* Begin Supplied material *
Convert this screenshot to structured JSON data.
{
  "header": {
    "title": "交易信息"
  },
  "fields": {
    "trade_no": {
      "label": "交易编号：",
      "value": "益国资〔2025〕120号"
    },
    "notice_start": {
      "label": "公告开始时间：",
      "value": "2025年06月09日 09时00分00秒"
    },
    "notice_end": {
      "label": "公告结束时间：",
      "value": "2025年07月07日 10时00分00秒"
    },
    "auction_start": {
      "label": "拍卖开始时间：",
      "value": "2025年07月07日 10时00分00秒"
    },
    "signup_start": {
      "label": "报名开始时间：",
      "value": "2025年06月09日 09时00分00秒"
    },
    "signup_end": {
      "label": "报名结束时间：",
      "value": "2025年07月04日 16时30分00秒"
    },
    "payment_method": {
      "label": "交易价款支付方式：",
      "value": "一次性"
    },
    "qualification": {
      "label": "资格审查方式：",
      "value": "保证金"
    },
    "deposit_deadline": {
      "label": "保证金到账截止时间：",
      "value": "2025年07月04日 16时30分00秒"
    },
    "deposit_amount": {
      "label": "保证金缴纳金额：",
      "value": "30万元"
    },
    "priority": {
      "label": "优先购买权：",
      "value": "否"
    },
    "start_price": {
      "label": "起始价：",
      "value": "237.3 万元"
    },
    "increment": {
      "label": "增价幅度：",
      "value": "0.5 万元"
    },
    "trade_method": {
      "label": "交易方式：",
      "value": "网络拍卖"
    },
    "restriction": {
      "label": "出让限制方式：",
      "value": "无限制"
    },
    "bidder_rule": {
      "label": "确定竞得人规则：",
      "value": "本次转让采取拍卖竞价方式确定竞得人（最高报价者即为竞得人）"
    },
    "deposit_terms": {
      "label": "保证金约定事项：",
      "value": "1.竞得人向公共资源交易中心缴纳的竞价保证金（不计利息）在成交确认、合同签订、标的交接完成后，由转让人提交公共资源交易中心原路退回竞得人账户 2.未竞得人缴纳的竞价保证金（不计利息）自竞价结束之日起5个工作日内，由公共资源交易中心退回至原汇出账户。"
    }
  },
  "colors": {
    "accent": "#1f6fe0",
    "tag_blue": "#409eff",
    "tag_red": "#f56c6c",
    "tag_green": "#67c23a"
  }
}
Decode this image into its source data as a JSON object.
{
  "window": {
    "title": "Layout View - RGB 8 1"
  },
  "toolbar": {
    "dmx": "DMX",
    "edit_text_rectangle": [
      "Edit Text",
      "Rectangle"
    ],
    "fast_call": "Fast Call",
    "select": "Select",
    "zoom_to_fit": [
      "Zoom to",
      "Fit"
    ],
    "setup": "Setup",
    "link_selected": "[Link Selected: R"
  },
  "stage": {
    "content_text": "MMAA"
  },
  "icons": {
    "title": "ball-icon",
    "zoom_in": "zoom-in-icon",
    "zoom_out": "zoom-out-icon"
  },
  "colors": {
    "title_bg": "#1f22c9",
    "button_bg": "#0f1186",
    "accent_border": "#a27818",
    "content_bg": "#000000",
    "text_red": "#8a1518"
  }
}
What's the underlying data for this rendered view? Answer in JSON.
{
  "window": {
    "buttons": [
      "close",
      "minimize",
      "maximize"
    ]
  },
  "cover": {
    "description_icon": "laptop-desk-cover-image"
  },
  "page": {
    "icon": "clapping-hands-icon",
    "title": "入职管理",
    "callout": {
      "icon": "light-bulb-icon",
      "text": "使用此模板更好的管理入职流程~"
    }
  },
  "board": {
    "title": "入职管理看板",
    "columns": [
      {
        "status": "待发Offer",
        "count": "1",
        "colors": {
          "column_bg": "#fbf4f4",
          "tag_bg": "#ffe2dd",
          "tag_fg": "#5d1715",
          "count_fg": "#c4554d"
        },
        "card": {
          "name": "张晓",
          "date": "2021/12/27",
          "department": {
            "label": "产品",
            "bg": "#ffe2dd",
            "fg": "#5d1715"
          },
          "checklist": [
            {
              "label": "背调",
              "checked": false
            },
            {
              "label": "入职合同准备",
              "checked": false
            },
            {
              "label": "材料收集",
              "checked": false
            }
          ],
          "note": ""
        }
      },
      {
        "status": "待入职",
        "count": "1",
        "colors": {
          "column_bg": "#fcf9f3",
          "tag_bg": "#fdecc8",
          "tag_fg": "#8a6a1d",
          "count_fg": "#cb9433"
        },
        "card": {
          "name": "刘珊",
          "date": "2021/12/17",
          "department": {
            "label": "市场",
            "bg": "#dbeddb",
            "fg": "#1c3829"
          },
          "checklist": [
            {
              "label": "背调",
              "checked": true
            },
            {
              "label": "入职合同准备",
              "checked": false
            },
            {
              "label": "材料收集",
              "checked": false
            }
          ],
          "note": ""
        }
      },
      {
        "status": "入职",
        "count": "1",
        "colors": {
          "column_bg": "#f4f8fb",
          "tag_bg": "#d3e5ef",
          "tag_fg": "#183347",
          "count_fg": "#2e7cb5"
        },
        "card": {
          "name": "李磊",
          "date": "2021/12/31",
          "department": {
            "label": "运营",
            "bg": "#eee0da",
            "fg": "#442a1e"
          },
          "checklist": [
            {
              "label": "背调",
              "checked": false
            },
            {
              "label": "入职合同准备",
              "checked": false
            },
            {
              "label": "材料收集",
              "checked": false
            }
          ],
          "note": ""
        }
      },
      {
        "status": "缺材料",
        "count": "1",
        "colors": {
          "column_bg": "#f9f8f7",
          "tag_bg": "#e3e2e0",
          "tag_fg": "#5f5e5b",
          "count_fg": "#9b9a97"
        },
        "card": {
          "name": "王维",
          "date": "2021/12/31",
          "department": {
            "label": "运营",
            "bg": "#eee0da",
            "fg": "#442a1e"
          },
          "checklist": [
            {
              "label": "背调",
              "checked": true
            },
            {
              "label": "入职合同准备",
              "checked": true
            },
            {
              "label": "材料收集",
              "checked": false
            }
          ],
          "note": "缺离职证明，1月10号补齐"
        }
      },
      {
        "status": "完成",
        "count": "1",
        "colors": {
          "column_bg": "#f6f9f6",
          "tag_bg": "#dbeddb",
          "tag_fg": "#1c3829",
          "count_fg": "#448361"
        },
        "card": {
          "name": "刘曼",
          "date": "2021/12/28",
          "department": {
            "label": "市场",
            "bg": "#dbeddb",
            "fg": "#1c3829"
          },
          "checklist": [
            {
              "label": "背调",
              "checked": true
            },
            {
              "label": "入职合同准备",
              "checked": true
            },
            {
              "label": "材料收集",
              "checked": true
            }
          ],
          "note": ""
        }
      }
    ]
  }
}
* End Supplied material *
* **Stated goal**
Copy every record exactly as presented.

* **Output below**
Convert this screenshot to structured JSON data.
{
  "header": {
    "title": "交易信息"
  },
  "fields": {
    "trade_no": {
      "label": "交易编号：",
      "value": "益国资〔2025〕120号"
    },
    "notice_start": {
      "label": "公告开始时间：",
      "value": "2025年06月09日 09时00分00秒"
    },
    "notice_end": {
      "label": "公告结束时间：",
      "value": "2025年07月07日 10时00分00秒"
    },
    "auction_start": {
      "label": "拍卖开始时间：",
      "value": "2025年07月07日 10时00分00秒"
    },
    "signup_start": {
      "label": "报名开始时间：",
      "value": "2025年06月09日 09时00分00秒"
    },
    "signup_end": {
      "label": "报名结束时间：",
      "value": "2025年07月04日 16时30分00秒"
    },
    "payment_method": {
      "label": "交易价款支付方式：",
      "value": "一次性"
    },
    "qualification": {
      "label": "资格审查方式：",
      "value": "保证金"
    },
    "deposit_deadline": {
      "label": "保证金到账截止时间：",
      "value": "2025年07月04日 16时30分00秒"
    },
    "deposit_amount": {
      "label": "保证金缴纳金额：",
      "value": "30万元"
    },
    "priority": {
      "label": "优先购买权：",
      "value": "否"
    },
    "start_price": {
      "label": "起始价：",
      "value": "237.3 万元"
    },
    "increment": {
      "label": "增价幅度：",
      "value": "0.5 万元"
    },
    "trade_method": {
      "label": "交易方式：",
      "value": "网络拍卖"
    },
    "restriction": {
      "label": "出让限制方式：",
      "value": "无限制"
    },
    "bidder_rule": {
      "label": "确定竞得人规则：",
      "value": "本次转让采取拍卖竞价方式确定竞得人（最高报价者即为竞得人）"
    },
    "deposit_terms": {
      "label": "保证金约定事项：",
      "value": "1.竞得人向公共资源交易中心缴纳的竞价保证金（不计利息）在成交确认、合同签订、标的交接完成后，由转让人提交公共资源交易中心原路退回竞得人账户 2.未竞得人缴纳的竞价保证金（不计利息）自竞价结束之日起5个工作日内，由公共资源交易中心退回至原汇出账户。"
    }
  },
  "colors": {
    "accent": "#1f6fe0",
    "tag_blue": "#409eff",
    "tag_red": "#f56c6c",
    "tag_green": "#67c23a"
  }
}
Decode this image into its source data as a JSON object.
{
  "window": {
    "title": "Layout View - RGB 8 1"
  },
  "toolbar": {
    "dmx": "DMX",
    "edit_text_rectangle": [
      "Edit Text",
      "Rectangle"
    ],
    "fast_call": "Fast Call",
    "select": "Select",
    "zoom_to_fit": [
      "Zoom to",
      "Fit"
    ],
    "setup": "Setup",
    "link_selected": "[Link Selected: R"
  },
  "stage": {
    "content_text": "MMAA"
  },
  "icons": {
    "title": "ball-icon",
    "zoom_in": "zoom-in-icon",
    "zoom_out": "zoom-out-icon"
  },
  "colors": {
    "title_bg": "#1f22c9",
    "button_bg": "#0f1186",
    "accent_border": "#a27818",
    "content_bg": "#000000",
    "text_red": "#8a1518"
  }
}
What's the underlying data for this rendered view? Answer in JSON.
{
  "window": {
    "buttons": [
      "close",
      "minimize",
      "maximize"
    ]
  },
  "cover": {
    "description_icon": "laptop-desk-cover-image"
  },
  "page": {
    "icon": "clapping-hands-icon",
    "title": "入职管理",
    "callout": {
      "icon": "light-bulb-icon",
      "text": "使用此模板更好的管理入职流程~"
    }
  },
  "board": {
    "title": "入职管理看板",
    "columns": [
      {
        "status": "待发Offer",
        "count": "1",
        "colors": {
          "column_bg": "#fbf4f4",
          "tag_bg": "#ffe2dd",
          "tag_fg": "#5d1715",
          "count_fg": "#c4554d"
        },
        "card": {
          "name": "张晓",
          "date": "2021/12/27",
          "department": {
            "label": "产品",
            "bg": "#ffe2dd",
            "fg": "#5d1715"
          },
          "checklist": [
            {
              "label": "背调",
              "checked": false
            },
            {
              "label": "入职合同准备",
              "checked": false
            },
            {
              "label": "材料收集",
              "checked": false
            }
          ],
          "note": ""
        }
      },
      {
        "status": "待入职",
        "count": "1",
        "colors": {
          "column_bg": "#fcf9f3",
          "tag_bg": "#fdecc8",
          "tag_fg": "#8a6a1d",
          "count_fg": "#cb9433"
        },
        "card": {
          "name": "刘珊",
          "date": "2021/12/17",
          "department": {
            "label": "市场",
            "bg": "#dbeddb",
            "fg": "#1c3829"
          },
          "checklist": [
            {
              "label": "背调",
              "checked": true
            },
            {
              "label": "入职合同准备",
              "checked": false
            },
            {
              "label": "材料收集",
              "checked": false
            }
          ],
          "note": ""
        }
      },
      {
        "status": "入职",
        "count": "1",
        "colors": {
          "column_bg": "#f4f8fb",
          "tag_bg": "#d3e5ef",
          "tag_fg": "#183347",
          "count_fg": "#2e7cb5"
        },
        "card": {
          "name": "李磊",
          "date": "2021/12/31",
          "department": {
            "label": "运营",
            "bg": "#eee0da",
            "fg": "#442a1e"
          },
          "checklist": [
            {
              "label": "背调",
              "checked": false
            },
            {
              "label": "入职合同准备",
              "checked": false
            },
            {
              "label": "材料收集",
              "checked": false
            }
          ],
          "note": ""
        }
      },
      {
        "status": "缺材料",
        "count": "1",
        "colors": {
          "column_bg": "#f9f8f7",
          "tag_bg": "#e3e2e0",
          "tag_fg": "#5f5e5b",
          "count_fg": "#9b9a97"
        },
        "card": {
          "name": "王维",
          "date": "2021/12/31",
          "department": {
            "label": "运营",
            "bg": "#eee0da",
            "fg": "#442a1e"
          },
          "checklist": [
            {
              "label": "背调",
              "checked": true
            },
            {
              "label": "入职合同准备",
              "checked": true
            },
            {
              "label": "材料收集",
              "checked": false
            }
          ],
          "note": "缺离职证明，1月10号补齐"
        }
      },
      {
        "status": "完成",
        "count": "1",
        "colors": {
          "column_bg": "#f6f9f6",
          "tag_bg": "#dbeddb",
          "tag_fg": "#1c3829",
          "count_fg": "#448361"
        },
        "card": {
          "name": "刘曼",
          "date": "2021/12/28",
          "department": {
            "label": "市场",
            "bg": "#dbeddb",
            "fg": "#1c3829"
          },
          "checklist": [
            {
              "label": "背调",
              "checked": true
            },
            {
              "label": "入职合同准备",
              "checked": true
            },
            {
              "label": "材料收集",
              "checked": true
            }
          ],
          "note": ""
        }
      }
    ]
  }
}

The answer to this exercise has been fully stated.